▸ **Data entries**:
☆ ☆ ☆ ☆

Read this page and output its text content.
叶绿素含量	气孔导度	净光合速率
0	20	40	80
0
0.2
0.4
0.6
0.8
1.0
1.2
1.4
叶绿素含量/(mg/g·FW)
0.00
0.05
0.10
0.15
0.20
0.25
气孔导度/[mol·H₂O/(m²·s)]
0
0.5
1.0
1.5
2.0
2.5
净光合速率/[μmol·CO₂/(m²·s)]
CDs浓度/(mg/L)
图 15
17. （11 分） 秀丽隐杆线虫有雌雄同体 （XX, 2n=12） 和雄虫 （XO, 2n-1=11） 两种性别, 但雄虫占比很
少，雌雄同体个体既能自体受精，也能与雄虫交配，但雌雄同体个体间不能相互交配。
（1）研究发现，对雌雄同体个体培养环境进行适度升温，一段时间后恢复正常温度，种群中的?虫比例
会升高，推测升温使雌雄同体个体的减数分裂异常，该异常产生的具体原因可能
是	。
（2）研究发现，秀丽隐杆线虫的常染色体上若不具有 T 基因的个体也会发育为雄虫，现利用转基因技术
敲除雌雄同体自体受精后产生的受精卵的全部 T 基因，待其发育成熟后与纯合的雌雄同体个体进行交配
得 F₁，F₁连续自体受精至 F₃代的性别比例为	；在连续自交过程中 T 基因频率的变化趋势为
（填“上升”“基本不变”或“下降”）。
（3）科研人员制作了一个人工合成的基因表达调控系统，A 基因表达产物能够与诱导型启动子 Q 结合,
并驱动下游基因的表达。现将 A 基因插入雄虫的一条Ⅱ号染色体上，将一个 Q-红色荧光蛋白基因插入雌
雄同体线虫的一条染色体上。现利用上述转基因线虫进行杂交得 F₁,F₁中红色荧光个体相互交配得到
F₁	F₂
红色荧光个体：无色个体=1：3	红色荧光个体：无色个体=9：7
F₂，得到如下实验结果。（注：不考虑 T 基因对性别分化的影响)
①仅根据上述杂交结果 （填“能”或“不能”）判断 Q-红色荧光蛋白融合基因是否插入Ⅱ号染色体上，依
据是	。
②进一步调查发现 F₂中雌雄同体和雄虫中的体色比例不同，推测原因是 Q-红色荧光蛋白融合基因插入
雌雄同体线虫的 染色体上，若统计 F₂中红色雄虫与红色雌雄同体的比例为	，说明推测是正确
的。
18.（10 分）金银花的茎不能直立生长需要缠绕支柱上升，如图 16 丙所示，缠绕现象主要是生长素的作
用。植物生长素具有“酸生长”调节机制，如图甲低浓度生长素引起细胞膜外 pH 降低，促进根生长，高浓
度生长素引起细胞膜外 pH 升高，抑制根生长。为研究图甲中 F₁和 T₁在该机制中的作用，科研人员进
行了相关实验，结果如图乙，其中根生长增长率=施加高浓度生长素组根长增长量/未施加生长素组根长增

☆ ☆ ☆ ☆

▸ **Given task**: Every record shown above should be written out again exactly.

▸ **Task solution**:
Read this page and output its text content.
叶绿素含量	气孔导度	净光合速率
0	20	40	80
0
0.2
0.4
0.6
0.8
1.0
1.2
1.4
叶绿素含量/(mg/g·FW)
0.00
0.05
0.10
0.15
0.20
0.25
气孔导度/[mol·H₂O/(m²·s)]
0
0.5
1.0
1.5
2.0
2.5
净光合速率/[μmol·CO₂/(m²·s)]
CDs浓度/(mg/L)
图 15
17. （11 分） 秀丽隐杆线虫有雌雄同体 （XX, 2n=12） 和雄虫 （XO, 2n-1=11） 两种性别, 但雄虫占比很
少，雌雄同体个体既能自体受精，也能与雄虫交配，但雌雄同体个体间不能相互交配。
（1）研究发现，对雌雄同体个体培养环境进行适度升温，一段时间后恢复正常温度，种群中的?虫比例
会升高，推测升温使雌雄同体个体的减数分裂异常，该异常产生的具体原因可能
是	。
（2）研究发现，秀丽隐杆线虫的常染色体上若不具有 T 基因的个体也会发育为雄虫，现利用转基因技术
敲除雌雄同体自体受精后产生的受精卵的全部 T 基因，待其发育成熟后与纯合的雌雄同体个体进行交配
得 F₁，F₁连续自体受精至 F₃代的性别比例为	；在连续自交过程中 T 基因频率的变化趋势为
（填“上升”“基本不变”或“下降”）。
（3）科研人员制作了一个人工合成的基因表达调控系统，A 基因表达产物能够与诱导型启动子 Q 结合,
并驱动下游基因的表达。现将 A 基因插入雄虫的一条Ⅱ号染色体上，将一个 Q-红色荧光蛋白基因插入雌
雄同体线虫的一条染色体上。现利用上述转基因线虫进行杂交得 F₁,F₁中红色荧光个体相互交配得到
F₁	F₂
红色荧光个体：无色个体=1：3	红色荧光个体：无色个体=9：7
F₂，得到如下实验结果。（注：不考虑 T 基因对性别分化的影响)
①仅根据上述杂交结果 （填“能”或“不能”）判断 Q-红色荧光蛋白融合基因是否插入Ⅱ号染色体上，依
据是	。
②进一步调查发现 F₂中雌雄同体和雄虫中的体色比例不同，推测原因是 Q-红色荧光蛋白融合基因插入
雌雄同体线虫的 染色体上，若统计 F₂中红色雄虫与红色雌雄同体的比例为	，说明推测是正确
的。
18.（10 分）金银花的茎不能直立生长需要缠绕支柱上升，如图 16 丙所示，缠绕现象主要是生长素的作
用。植物生长素具有“酸生长”调节机制，如图甲低浓度生长素引起细胞膜外 pH 降低，促进根生长，高浓
度生长素引起细胞膜外 pH 升高，抑制根生长。为研究图甲中 F₁和 T₁在该机制中的作用，科研人员进
行了相关实验，结果如图乙，其中根生长增长率=施加高浓度生长素组根长增长量/未施加生长素组根长增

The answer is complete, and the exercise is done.